Can you repeat the listing word for word, starting at its first line and ending at the line that contains "- candle-body: [49, 150, 51, 158]", with both of those lines included?

********************

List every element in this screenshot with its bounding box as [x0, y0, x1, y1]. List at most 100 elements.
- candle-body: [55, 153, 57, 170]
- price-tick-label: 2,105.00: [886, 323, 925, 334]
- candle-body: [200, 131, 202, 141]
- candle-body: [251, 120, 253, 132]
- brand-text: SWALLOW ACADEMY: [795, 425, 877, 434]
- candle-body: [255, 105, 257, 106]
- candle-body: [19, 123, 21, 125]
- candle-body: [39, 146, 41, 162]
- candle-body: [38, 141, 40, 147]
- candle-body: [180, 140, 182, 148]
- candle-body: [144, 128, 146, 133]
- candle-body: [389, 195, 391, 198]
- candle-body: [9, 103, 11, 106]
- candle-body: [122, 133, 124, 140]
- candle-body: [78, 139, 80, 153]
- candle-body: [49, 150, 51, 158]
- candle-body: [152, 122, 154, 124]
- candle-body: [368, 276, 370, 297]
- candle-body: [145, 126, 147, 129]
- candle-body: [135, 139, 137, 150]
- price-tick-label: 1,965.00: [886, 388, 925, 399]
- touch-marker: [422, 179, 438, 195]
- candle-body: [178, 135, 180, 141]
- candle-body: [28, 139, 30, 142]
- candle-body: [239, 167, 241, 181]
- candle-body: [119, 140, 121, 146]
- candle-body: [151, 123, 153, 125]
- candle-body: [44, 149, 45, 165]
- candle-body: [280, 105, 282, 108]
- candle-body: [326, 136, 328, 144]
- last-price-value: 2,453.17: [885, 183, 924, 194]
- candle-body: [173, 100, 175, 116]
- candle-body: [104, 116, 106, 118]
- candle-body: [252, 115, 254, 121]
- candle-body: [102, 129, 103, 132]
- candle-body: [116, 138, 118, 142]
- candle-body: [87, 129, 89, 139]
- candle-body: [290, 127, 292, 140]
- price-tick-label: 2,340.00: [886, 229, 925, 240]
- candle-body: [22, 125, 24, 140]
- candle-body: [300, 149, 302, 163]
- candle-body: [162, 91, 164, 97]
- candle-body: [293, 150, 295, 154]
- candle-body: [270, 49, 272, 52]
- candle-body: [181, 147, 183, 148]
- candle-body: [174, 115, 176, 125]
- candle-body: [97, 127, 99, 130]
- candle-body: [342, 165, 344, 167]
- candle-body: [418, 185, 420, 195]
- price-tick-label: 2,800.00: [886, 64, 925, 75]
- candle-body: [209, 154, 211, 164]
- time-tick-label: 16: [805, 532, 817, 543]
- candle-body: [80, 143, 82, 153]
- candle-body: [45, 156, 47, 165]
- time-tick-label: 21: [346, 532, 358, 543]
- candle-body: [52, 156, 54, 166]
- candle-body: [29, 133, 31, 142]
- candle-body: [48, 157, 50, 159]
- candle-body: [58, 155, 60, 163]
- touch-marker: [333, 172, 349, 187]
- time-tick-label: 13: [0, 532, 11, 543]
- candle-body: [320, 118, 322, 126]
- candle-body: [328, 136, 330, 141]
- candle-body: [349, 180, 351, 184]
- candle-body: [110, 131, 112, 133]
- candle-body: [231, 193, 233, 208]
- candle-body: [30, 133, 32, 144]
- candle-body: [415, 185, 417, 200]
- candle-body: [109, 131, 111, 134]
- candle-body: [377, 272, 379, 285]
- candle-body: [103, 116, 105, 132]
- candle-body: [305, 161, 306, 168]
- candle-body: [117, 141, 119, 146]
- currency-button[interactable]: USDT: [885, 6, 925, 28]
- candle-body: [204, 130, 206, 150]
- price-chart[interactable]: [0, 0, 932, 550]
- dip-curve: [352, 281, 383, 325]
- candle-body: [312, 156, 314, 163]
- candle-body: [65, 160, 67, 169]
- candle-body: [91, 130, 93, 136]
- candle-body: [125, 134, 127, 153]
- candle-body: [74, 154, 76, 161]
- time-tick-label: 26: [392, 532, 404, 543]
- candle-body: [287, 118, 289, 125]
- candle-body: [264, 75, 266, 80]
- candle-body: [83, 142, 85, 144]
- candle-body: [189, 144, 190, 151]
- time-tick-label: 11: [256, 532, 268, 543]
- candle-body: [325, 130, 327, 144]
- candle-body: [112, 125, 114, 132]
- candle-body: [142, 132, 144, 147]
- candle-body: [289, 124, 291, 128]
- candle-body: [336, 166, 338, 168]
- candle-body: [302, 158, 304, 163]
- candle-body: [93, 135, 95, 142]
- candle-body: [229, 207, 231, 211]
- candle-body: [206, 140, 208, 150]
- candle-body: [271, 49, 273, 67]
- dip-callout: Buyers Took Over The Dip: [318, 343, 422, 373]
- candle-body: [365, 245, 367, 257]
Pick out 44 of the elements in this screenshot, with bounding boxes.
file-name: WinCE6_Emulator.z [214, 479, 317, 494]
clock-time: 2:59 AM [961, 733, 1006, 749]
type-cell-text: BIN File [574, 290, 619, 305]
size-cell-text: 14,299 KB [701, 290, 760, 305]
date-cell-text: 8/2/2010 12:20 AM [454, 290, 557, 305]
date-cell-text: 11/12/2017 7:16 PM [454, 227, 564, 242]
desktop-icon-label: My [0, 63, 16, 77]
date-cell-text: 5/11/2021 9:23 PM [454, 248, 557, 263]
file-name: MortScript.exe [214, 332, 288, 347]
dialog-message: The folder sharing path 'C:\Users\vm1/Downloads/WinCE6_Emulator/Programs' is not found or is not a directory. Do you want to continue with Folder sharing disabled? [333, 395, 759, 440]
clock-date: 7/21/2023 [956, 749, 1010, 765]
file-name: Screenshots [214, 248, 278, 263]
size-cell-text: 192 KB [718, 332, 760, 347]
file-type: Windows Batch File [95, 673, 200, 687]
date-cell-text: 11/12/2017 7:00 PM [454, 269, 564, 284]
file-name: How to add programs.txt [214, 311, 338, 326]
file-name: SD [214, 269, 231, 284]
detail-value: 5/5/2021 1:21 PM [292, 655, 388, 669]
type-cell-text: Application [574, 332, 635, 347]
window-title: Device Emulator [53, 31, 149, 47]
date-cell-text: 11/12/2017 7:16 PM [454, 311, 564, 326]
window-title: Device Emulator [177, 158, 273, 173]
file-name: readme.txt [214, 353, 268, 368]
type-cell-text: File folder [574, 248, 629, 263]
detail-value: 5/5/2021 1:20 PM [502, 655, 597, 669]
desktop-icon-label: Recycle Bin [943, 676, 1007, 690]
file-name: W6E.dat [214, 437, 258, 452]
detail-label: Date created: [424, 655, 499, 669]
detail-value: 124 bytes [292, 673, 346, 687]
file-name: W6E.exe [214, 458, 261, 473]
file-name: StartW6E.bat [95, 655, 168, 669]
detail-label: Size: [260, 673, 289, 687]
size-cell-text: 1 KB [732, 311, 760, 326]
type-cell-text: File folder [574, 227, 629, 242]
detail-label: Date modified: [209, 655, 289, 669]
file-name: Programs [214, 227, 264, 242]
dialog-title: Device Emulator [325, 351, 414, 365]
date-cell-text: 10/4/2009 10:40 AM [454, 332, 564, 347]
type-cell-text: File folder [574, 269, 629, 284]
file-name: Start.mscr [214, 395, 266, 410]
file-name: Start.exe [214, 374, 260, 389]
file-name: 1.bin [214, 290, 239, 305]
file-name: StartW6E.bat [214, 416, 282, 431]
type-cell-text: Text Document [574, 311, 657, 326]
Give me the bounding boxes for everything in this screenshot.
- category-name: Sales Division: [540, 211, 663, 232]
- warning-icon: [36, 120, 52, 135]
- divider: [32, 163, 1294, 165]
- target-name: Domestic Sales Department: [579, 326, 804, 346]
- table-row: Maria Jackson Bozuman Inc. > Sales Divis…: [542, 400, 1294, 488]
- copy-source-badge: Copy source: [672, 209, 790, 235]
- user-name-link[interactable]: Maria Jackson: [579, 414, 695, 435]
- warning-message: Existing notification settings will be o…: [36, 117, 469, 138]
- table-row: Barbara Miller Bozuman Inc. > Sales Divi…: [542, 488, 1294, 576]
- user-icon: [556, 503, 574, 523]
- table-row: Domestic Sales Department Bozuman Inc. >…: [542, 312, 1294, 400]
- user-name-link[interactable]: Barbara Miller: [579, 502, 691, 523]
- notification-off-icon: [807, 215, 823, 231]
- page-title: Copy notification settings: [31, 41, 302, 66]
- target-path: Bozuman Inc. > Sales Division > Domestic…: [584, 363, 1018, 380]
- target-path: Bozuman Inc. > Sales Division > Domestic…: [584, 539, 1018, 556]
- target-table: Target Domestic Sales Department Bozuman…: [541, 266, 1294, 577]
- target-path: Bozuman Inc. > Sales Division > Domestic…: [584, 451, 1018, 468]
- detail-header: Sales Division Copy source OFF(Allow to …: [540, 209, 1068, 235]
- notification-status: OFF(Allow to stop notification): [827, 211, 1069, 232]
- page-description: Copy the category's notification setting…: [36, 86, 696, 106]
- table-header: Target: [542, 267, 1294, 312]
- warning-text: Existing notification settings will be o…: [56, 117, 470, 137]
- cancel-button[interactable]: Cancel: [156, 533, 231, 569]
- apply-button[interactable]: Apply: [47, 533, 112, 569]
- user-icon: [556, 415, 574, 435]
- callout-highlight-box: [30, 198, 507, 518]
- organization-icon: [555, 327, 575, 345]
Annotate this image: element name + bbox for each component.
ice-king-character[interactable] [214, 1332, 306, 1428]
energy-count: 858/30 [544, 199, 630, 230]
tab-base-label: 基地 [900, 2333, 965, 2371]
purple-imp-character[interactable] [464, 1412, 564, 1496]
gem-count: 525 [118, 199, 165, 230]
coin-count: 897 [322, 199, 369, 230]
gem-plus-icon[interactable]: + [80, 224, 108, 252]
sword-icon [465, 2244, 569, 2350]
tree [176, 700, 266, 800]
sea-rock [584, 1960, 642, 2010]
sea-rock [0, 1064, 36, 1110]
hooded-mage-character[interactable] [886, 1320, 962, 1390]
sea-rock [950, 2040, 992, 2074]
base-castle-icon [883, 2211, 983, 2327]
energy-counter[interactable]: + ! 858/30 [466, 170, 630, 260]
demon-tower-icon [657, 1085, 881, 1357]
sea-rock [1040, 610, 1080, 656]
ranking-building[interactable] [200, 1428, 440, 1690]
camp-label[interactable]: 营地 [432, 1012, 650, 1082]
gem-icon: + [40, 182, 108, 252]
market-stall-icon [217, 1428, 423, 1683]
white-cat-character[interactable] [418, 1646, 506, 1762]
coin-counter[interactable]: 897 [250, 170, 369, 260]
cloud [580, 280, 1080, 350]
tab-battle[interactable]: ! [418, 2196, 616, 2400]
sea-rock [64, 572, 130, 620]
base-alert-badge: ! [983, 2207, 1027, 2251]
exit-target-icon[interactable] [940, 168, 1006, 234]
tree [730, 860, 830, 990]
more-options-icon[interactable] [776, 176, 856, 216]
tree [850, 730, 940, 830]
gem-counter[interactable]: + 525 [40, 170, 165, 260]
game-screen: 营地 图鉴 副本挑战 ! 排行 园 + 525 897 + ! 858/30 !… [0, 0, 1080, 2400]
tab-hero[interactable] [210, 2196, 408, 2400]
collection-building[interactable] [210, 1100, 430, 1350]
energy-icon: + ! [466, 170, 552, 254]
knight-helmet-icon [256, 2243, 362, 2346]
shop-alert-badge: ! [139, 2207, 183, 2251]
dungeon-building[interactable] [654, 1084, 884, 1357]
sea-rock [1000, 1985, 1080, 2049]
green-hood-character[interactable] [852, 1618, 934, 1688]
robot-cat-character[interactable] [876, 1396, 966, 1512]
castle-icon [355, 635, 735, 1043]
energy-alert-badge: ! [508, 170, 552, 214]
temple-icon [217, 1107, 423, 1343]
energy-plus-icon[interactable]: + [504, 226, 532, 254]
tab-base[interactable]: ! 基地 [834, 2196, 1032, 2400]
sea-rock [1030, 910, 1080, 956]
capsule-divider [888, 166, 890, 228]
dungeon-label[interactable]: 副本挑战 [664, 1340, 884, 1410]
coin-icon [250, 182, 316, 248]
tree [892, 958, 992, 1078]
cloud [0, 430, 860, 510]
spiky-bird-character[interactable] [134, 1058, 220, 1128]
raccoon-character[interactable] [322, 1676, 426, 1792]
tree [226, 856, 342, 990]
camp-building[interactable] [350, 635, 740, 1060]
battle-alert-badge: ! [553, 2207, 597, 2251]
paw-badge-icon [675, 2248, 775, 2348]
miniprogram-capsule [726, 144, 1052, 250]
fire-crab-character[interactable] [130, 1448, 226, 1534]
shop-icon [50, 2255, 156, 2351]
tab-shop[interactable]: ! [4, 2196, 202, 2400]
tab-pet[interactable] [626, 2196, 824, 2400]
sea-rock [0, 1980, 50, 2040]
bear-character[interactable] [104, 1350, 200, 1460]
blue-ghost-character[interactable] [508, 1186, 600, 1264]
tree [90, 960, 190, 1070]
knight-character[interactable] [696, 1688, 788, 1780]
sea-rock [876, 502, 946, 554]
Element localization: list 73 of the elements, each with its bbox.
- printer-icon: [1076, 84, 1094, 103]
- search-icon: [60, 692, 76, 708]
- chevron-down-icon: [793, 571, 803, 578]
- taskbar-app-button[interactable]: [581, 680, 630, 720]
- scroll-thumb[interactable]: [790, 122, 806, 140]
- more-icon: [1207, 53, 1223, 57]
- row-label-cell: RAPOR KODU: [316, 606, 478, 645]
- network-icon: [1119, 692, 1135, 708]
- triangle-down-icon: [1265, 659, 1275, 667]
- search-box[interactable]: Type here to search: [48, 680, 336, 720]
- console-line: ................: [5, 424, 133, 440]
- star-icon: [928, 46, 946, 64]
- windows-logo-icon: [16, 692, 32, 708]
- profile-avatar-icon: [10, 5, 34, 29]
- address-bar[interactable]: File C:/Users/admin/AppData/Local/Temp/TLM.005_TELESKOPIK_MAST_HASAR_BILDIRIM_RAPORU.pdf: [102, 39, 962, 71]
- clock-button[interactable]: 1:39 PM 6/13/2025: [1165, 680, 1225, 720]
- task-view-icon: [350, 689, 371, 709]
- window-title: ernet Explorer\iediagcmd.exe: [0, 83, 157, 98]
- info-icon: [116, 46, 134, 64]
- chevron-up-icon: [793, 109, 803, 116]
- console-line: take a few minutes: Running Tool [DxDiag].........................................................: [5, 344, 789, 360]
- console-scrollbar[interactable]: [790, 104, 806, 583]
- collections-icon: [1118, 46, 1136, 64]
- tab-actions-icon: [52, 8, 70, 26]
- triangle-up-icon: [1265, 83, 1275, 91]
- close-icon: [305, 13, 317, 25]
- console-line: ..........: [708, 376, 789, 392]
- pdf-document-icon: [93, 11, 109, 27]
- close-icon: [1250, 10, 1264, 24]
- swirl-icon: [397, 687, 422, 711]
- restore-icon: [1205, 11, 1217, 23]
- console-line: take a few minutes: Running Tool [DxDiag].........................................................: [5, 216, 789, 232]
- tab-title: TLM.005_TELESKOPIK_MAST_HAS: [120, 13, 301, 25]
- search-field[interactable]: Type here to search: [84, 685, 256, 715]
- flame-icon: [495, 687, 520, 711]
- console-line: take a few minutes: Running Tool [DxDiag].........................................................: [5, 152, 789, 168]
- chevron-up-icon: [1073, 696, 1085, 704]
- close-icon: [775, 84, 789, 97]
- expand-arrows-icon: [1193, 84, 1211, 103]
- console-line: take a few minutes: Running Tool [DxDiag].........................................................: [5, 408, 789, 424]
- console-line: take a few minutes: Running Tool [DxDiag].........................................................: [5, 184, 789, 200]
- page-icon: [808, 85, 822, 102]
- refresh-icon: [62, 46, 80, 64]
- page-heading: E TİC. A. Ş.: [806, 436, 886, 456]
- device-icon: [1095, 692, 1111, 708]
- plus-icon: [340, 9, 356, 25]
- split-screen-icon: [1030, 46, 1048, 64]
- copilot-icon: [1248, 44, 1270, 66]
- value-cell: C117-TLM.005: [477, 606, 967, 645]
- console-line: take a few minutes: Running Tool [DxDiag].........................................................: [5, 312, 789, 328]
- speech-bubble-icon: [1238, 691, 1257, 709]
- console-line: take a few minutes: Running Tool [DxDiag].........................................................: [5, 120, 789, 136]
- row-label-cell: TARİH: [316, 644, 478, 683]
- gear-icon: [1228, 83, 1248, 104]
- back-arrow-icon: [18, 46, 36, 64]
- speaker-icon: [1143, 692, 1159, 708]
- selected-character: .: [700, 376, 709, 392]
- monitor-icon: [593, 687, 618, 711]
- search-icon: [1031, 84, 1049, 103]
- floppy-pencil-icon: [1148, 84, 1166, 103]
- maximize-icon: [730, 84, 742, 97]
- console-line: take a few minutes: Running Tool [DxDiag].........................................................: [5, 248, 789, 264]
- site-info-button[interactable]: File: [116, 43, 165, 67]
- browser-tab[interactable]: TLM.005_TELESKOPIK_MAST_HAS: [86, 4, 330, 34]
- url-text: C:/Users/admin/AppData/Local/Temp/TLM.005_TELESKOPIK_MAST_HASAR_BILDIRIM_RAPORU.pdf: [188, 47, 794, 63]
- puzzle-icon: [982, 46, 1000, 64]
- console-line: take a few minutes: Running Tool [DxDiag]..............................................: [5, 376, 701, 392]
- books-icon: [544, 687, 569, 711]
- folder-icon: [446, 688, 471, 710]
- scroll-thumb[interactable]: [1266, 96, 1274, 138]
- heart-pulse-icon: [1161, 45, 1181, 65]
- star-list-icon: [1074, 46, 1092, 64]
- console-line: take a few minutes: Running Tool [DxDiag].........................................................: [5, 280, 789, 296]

********************

- _The result_:
List every element in this screenshot with its bounding box as [x0, y0, x1, y1]. List at most 100 elements.
- candle-body: [55, 153, 57, 170]
- price-tick-label: 2,105.00: [886, 323, 925, 334]
- candle-body: [200, 131, 202, 141]
- candle-body: [251, 120, 253, 132]
- brand-text: SWALLOW ACADEMY: [795, 425, 877, 434]
- candle-body: [255, 105, 257, 106]
- candle-body: [19, 123, 21, 125]
- candle-body: [39, 146, 41, 162]
- candle-body: [38, 141, 40, 147]
- candle-body: [180, 140, 182, 148]
- candle-body: [144, 128, 146, 133]
- candle-body: [389, 195, 391, 198]
- candle-body: [9, 103, 11, 106]
- candle-body: [122, 133, 124, 140]
- candle-body: [78, 139, 80, 153]
- candle-body: [49, 150, 51, 158]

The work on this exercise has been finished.